(REQUIREMENTS): Write out each line word for word. Drop pictures.

[Stored items]
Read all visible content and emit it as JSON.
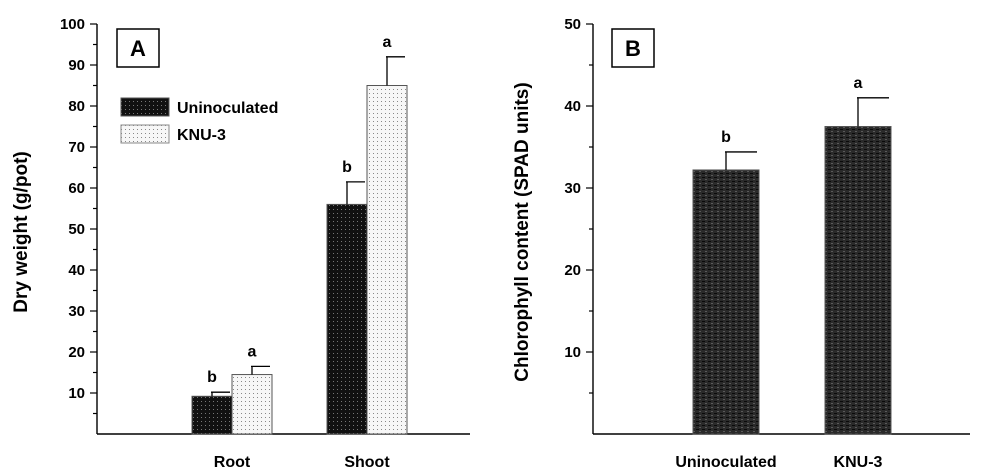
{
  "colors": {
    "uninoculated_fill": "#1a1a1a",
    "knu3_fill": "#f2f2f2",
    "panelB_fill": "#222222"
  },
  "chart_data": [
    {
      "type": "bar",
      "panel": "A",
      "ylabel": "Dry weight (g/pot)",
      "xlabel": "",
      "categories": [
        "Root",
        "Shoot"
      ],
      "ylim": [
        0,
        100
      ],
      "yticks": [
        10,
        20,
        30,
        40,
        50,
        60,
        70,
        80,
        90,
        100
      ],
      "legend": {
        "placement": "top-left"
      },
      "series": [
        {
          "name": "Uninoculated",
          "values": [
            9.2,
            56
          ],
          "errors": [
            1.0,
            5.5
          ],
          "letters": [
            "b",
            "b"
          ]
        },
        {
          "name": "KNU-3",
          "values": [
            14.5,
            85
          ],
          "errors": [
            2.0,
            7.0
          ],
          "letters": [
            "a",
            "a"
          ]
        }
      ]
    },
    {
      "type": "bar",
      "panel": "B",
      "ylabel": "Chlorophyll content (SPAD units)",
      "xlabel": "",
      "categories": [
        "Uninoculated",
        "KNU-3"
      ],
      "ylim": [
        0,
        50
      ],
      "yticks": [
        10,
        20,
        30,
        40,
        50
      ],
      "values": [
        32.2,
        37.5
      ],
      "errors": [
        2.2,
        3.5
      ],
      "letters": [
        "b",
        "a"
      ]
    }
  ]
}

(COMPLETE RESPONSE):
Read all visible content and emit it as JSON.
{
  "colors": {
    "uninoculated_fill": "#1a1a1a",
    "knu3_fill": "#f2f2f2",
    "panelB_fill": "#222222"
  },
  "chart_data": [
    {
      "type": "bar",
      "panel": "A",
      "ylabel": "Dry weight (g/pot)",
      "xlabel": "",
      "categories": [
        "Root",
        "Shoot"
      ],
      "ylim": [
        0,
        100
      ],
      "yticks": [
        10,
        20,
        30,
        40,
        50,
        60,
        70,
        80,
        90,
        100
      ],
      "legend": {
        "placement": "top-left"
      },
      "series": [
        {
          "name": "Uninoculated",
          "values": [
            9.2,
            56
          ],
          "errors": [
            1.0,
            5.5
          ],
          "letters": [
            "b",
            "b"
          ]
        },
        {
          "name": "KNU-3",
          "values": [
            14.5,
            85
          ],
          "errors": [
            2.0,
            7.0
          ],
          "letters": [
            "a",
            "a"
          ]
        }
      ]
    },
    {
      "type": "bar",
      "panel": "B",
      "ylabel": "Chlorophyll content (SPAD units)",
      "xlabel": "",
      "categories": [
        "Uninoculated",
        "KNU-3"
      ],
      "ylim": [
        0,
        50
      ],
      "yticks": [
        10,
        20,
        30,
        40,
        50
      ],
      "values": [
        32.2,
        37.5
      ],
      "errors": [
        2.2,
        3.5
      ],
      "letters": [
        "b",
        "a"
      ]
    }
  ]
}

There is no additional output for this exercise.